Data excerpts:
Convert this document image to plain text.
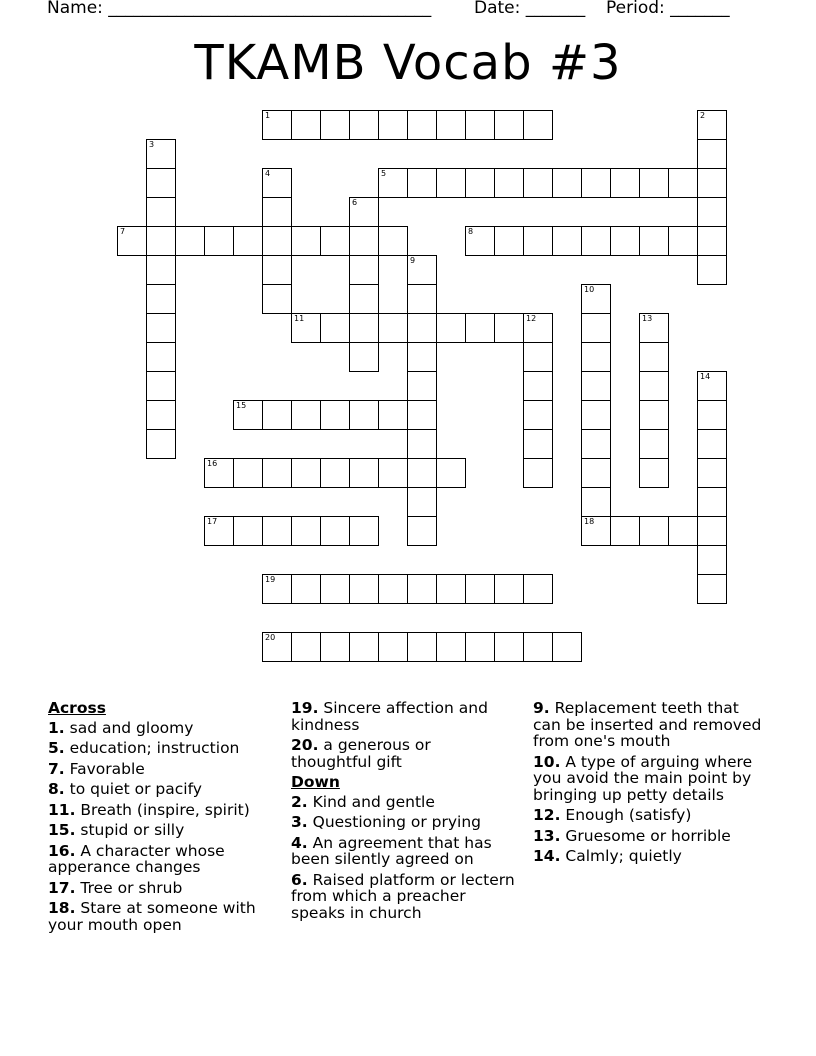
Name: ______________________________________	Date: _______ Period: _______
TKAMB Vocab #3
1	2
3
4	5
6
7	8
9
10
18
11	12	13
14
15
16
17
19
20
Across
1. sad and gloomy
5. education; instruction
7. Favorable
8. to quiet or pacify
11. Breath (inspire, spirit)
15. stupid or silly
16. A character whose apperance changes
17. Tree or shrub
18. Stare at someone with your mouth open
19. Sincere affection and kindness
20. a generous or thoughtful gift
Down
2. Kind and gentle
3. Questioning or prying
4. An agreement that has been silently agreed on
6. Raised platform or lectern from which a preacher speaks in church
9. Replacement teeth that can be inserted and removed from one's mouth
10. A type of arguing where you avoid the main point by bringing up petty details
12. Enough (satisfy)
13. Gruesome or horrible
14. Calmly; quietly
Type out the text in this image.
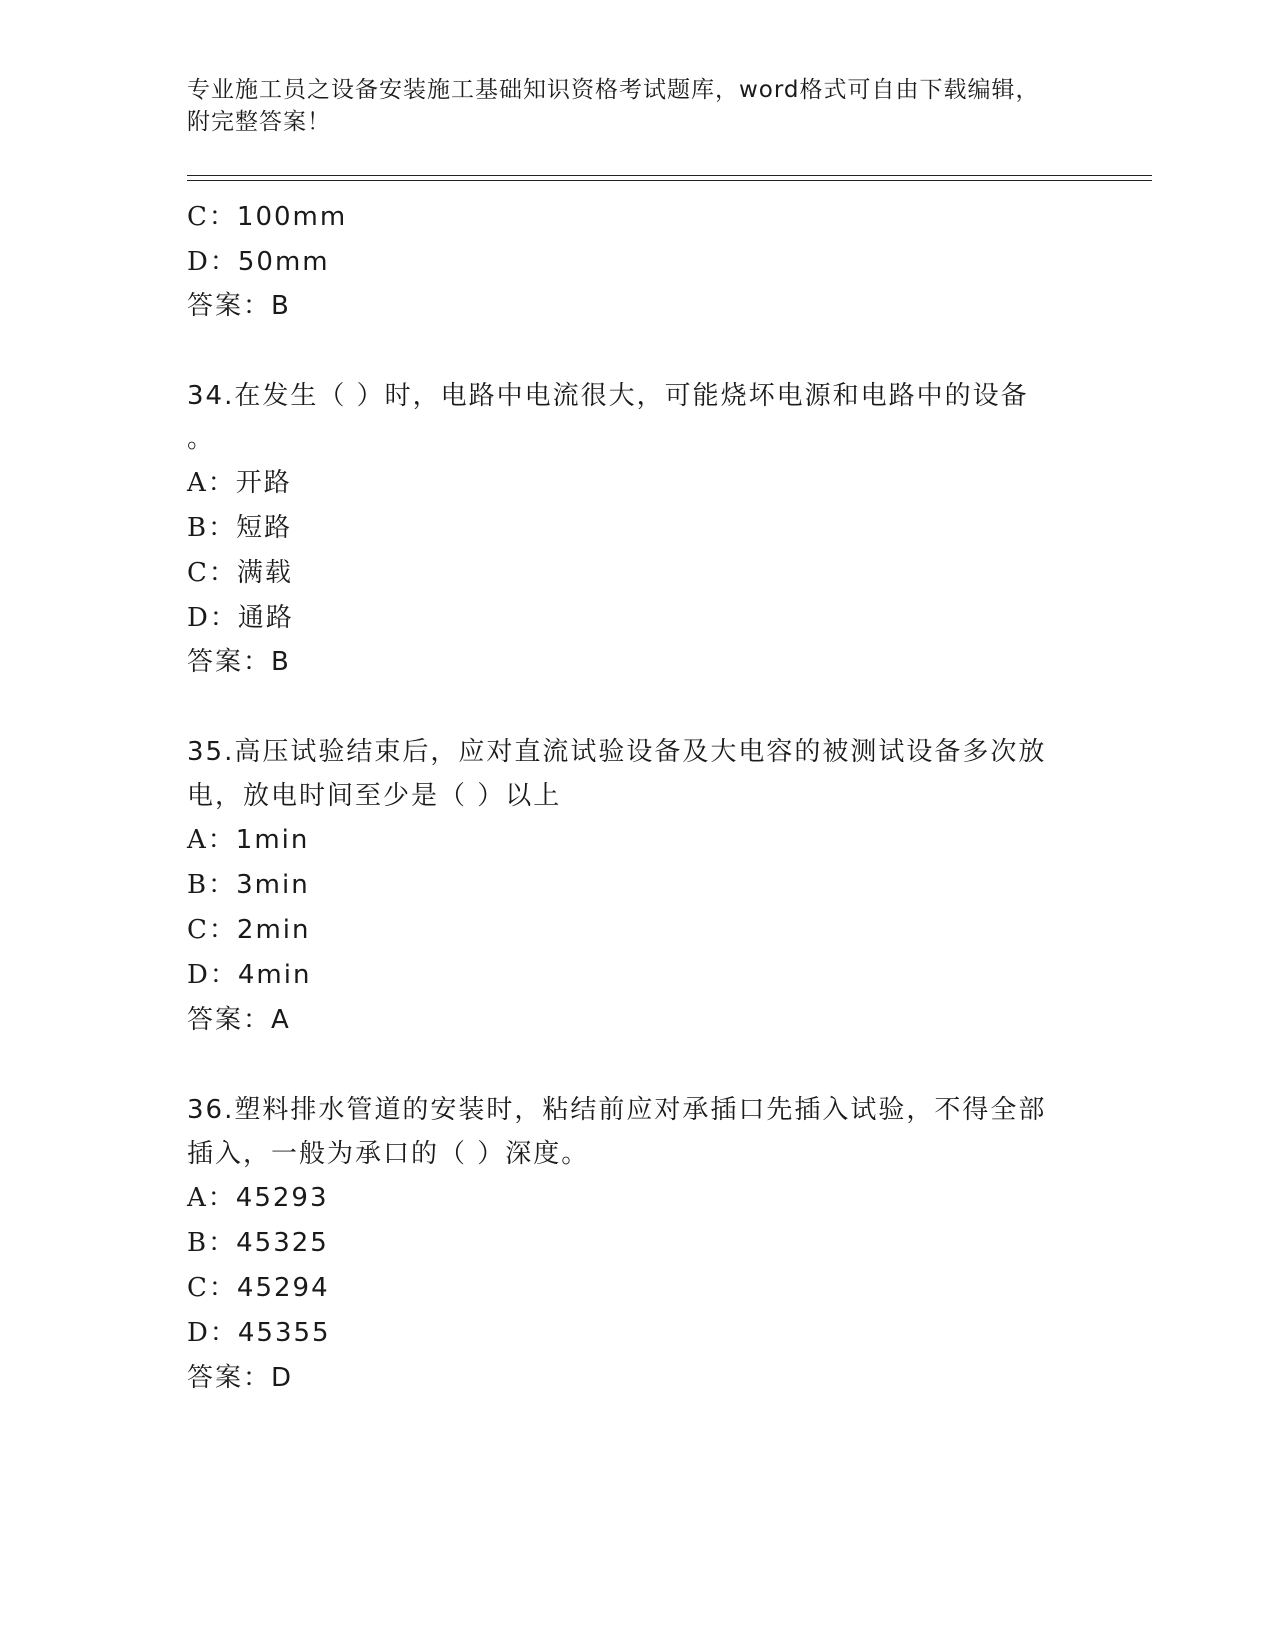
专业施工员之设备安装施工基础知识资格考试题库，word格式可自由下载编辑，
附完整答案！
C：100mm
D：50mm
答案：B
34.在发生（ ）时，电路中电流很大，可能烧坏电源和电路中的设备
。
A：开路
B：短路
C：满载
D：通路
答案：B
35.高压试验结束后，应对直流试验设备及大电容的被测试设备多次放
电，放电时间至少是（ ）以上
A：1min
B：3min
C：2min
D：4min
答案：A
36.塑料排水管道的安装时，粘结前应对承插口先插入试验，不得全部
插入，一般为承口的（ ）深度。
A：45293
B：45325
C：45294
D：45355
答案：D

What you should do:
Without the pictures, retype the whole of the material above exactly.

Answer to the exercise:
Convert this document image to plain text.
Name: ______________________________________	Date: _______ Period: _______
TKAMB Vocab #3
1	2
3
4	5
6
7	8
9
10
18
11	12	13
14
15
16
17
19
20
Across
1. sad and gloomy
5. education; instruction
7. Favorable
8. to quiet or pacify
11. Breath (inspire, spirit)
15. stupid or silly
16. A character whose apperance changes
17. Tree or shrub
18. Stare at someone with your mouth open
19. Sincere affection and kindness
20. a generous or thoughtful gift
Down
2. Kind and gentle
3. Questioning or prying
4. An agreement that has been silently agreed on
6. Raised platform or lectern from which a preacher speaks in church
9. Replacement teeth that can be inserted and removed from one's mouth
10. A type of arguing where you avoid the main point by bringing up petty details
12. Enough (satisfy)
13. Gruesome or horrible
14. Calmly; quietly
Type out the text in this image.
专业施工员之设备安装施工基础知识资格考试题库，word格式可自由下载编辑，
附完整答案！
C：100mm
D：50mm
答案：B
34.在发生（ ）时，电路中电流很大，可能烧坏电源和电路中的设备
。
A：开路
B：短路
C：满载
D：通路
答案：B
35.高压试验结束后，应对直流试验设备及大电容的被测试设备多次放
电，放电时间至少是（ ）以上
A：1min
B：3min
C：2min
D：4min
答案：A
36.塑料排水管道的安装时，粘结前应对承插口先插入试验，不得全部
插入，一般为承口的（ ）深度。
A：45293
B：45325
C：45294
D：45355
答案：D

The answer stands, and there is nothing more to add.